**Task instructions**
Copy, from the entries below, each line where the word "교육지대" can be found.

* * *

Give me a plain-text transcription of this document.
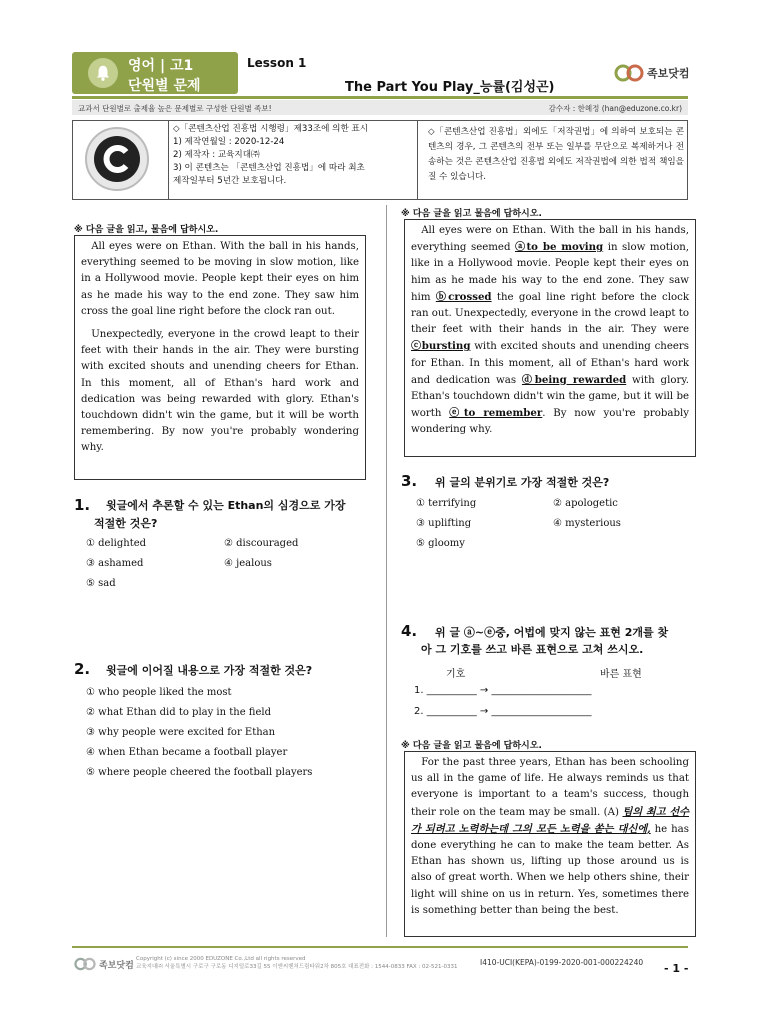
영어 | 고1
단원별 문제
Lesson 1
The Part You Play_능률(김성곤)
족보닷컴
교과서 단원별로 출제율 높은 문제별로 구성한 단원별 족보!	감수자 : 한혜정 (han@eduzone.co.kr)
◇「콘텐츠산업 진흥법 시행령」제33조에 의한 표시
1) 제작연월일 : 2020-12-24
2) 제작자 : 교육지대㈜
3) 이 콘텐츠는 「콘텐츠산업 진흥법」에 따라 최초
제작일부터 5년간 보호됩니다.
◇「콘텐츠산업 진흥법」외에도「저작권법」에 의하여 보호되는 콘텐츠의 경우, 그 콘텐츠의 전부 또는 일부를 무단으로 복제하거나 전송하는 것은 콘텐츠산업 진흥법 외에도 저작권법에 의한 법적 책임을 질 수 있습니다.
※ 다음 글을 읽고, 물음에 답하시오.

All eyes were on Ethan. With the ball in his hands, everything seemed to be moving in slow motion, like in a Hollywood movie. People kept their eyes on him as he made his way to the end zone. They saw him cross the goal line right before the clock ran out.

Unexpectedly, everyone in the crowd leapt to their feet with their hands in the air. They were bursting with excited shouts and unending cheers for Ethan. In this moment, all of Ethan's hard work and dedication was being rewarded with glory. Ethan's touchdown didn't win the game, but it will be worth remembering. By now you're probably wondering why.

1. 윗글에서 추론할 수 있는 Ethan의 심경으로 가장
적절한 것은?
① delighted	② discouraged
③ ashamed	④ jealous
⑤ sad
2. 윗글에 이어질 내용으로 가장 적절한 것은?
① who people liked the most
② what Ethan did to play in the field
③ why people were excited for Ethan
④ when Ethan became a football player
⑤ where people cheered the football players
※ 다음 글을 읽고 물음에 답하시오.

All eyes were on Ethan. With the ball in his hands, everything seemed ⓐto be moving in slow motion, like in a Hollywood movie. People kept their eyes on him as he made his way to the end zone. They saw him ⓑcrossed the goal line right before the clock ran out. Unexpectedly, everyone in the crowd leapt to their feet with their hands in the air. They were ⓒbursting with excited shouts and unending cheers for Ethan. In this moment, all of Ethan's hard work and dedication was ⓓbeing rewarded with glory. Ethan's touchdown didn't win the game, but it will be worth ⓔto remember. By now you're probably wondering why.

3. 위 글의 분위기로 가장 적절한 것은?
① terrifying	② apologetic
③ uplifting	④ mysterious
⑤ gloomy
4. 위 글 ⓐ~ⓔ중, 어법에 맞지 않는 표현 2개를 찾
아 그 기호를 쓰고 바른 표현으로 고쳐 쓰시오.
기호	바른 표현
1. __________ → ____________________
2. __________ → ____________________
※ 다음 글을 읽고 물음에 답하시오.

For the past three years, Ethan has been schooling us all in the game of life. He always reminds us that everyone is important to a team's success, though their role on the team may be small. (A) 팀의 최고 선수가 되려고 노력하는데 그의 모든 노력을 쏟는 대신에, he has done everything he can to make the team better. As Ethan has shown us, lifting up those around us is also of great worth. When we help others shine, their light will shine on us in return. Yes, sometimes there is something better than being the best.

족보닷컴
Copyright (c) since 2000 EDUZONE Co.,Ltd all rights reserved
교육지대㈜ 서울특별시 구로구 구로동 디지털로33길 55 이앤씨벤처드림타워2차 805호 대표전화 : 1544-0833 FAX : 02-521-0331	I410-UCI(KEPA)-0199-2020-001-000224240 - 1 -
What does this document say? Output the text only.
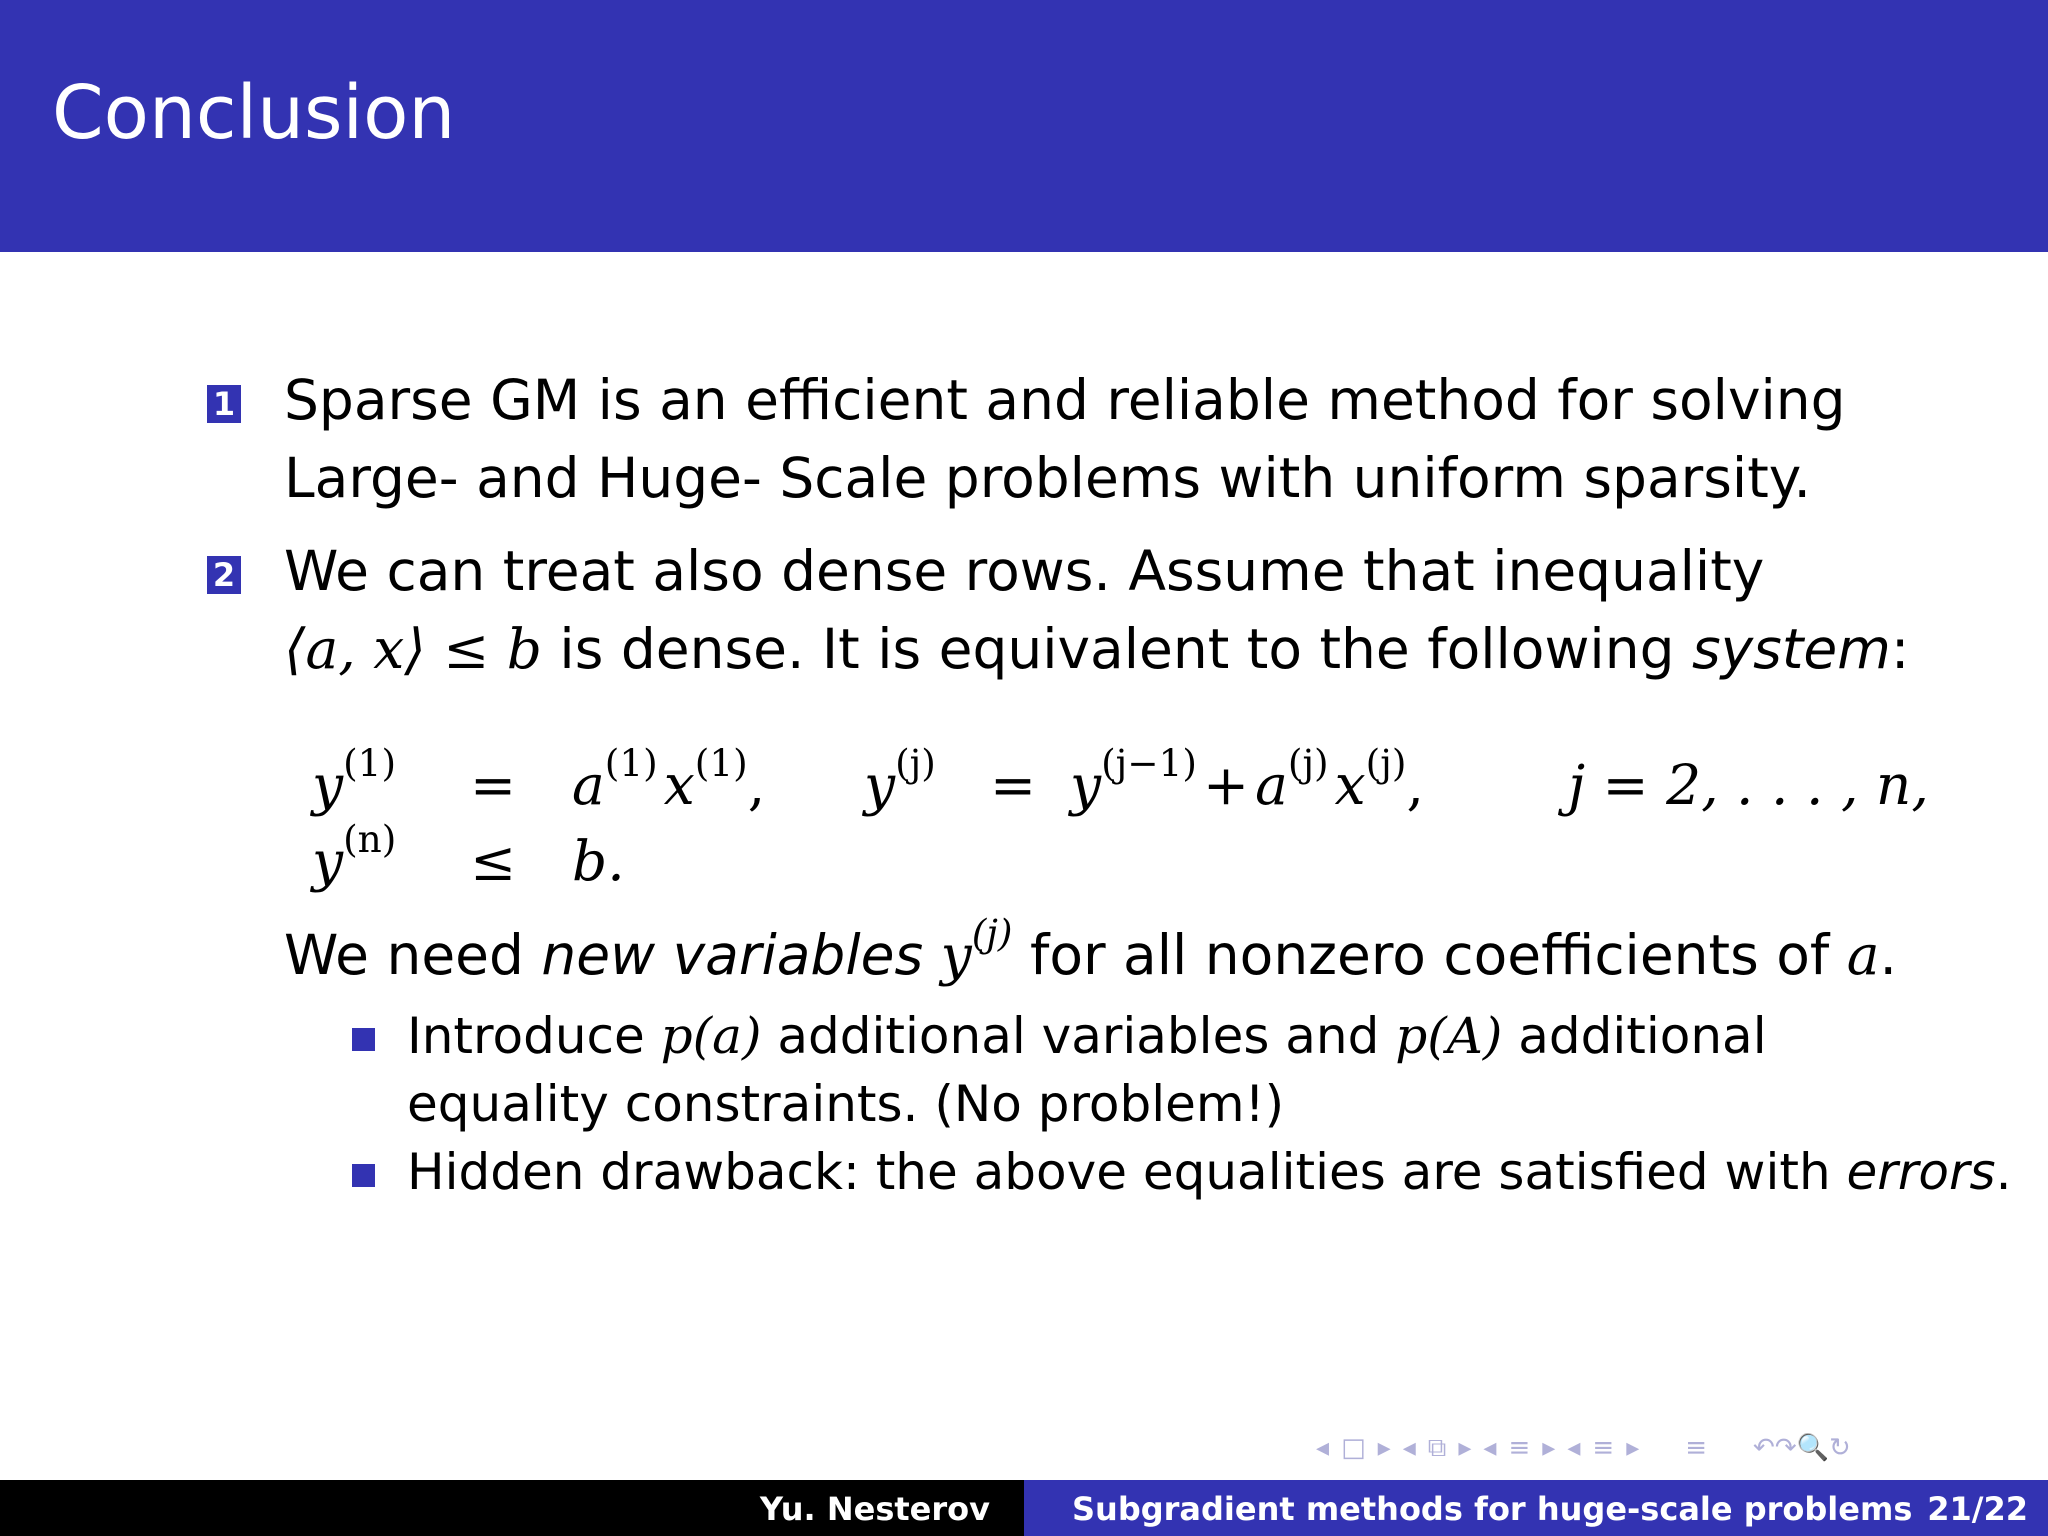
Conclusion
1 Sparse GM is an efficient and reliable method for solving
Large- and Huge- Scale problems with uniform sparsity.
2 We can treat also dense rows. Assume that inequality
⟨a, x⟩ ≤ b is dense. It is equivalent to the following system:
$y^{(1)} = a^{(1)}$ $x^{(1)}$, $y^{(j)} = y^{(j-1)} + a^{(j)}$ $x^{(j)}$,	j = 2, . . . , n,
$y^{(n)} \le b$.
We need new variables $y^{(j)}$ for all nonzero coefficients of a.
Introduce p(a) additional variables and p(A) additional
equality constraints. (No problem!)
Hidden drawback: the above equalities are satisfied with errors.
◂ □ ▸ ◂ ⧉ ▸ ◂ ≡ ▸ ◂ ≡ ▸ ≡ ↶↷🔍↻
Yu. Nesterov	Subgradient methods for huge-scale problems 21/22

* * *

**Answer for the task**
2) 제작자 : 교육지대㈜
교육지대㈜ 서울특별시 구로구 구로동 디지털로33길 55 이앤씨벤처드림타워2차 805호 대표전화 : 1544-0833 FAX : 02-521-0331	I410-UCI(KEPA)-0199-2020-001-000224240 - 1 -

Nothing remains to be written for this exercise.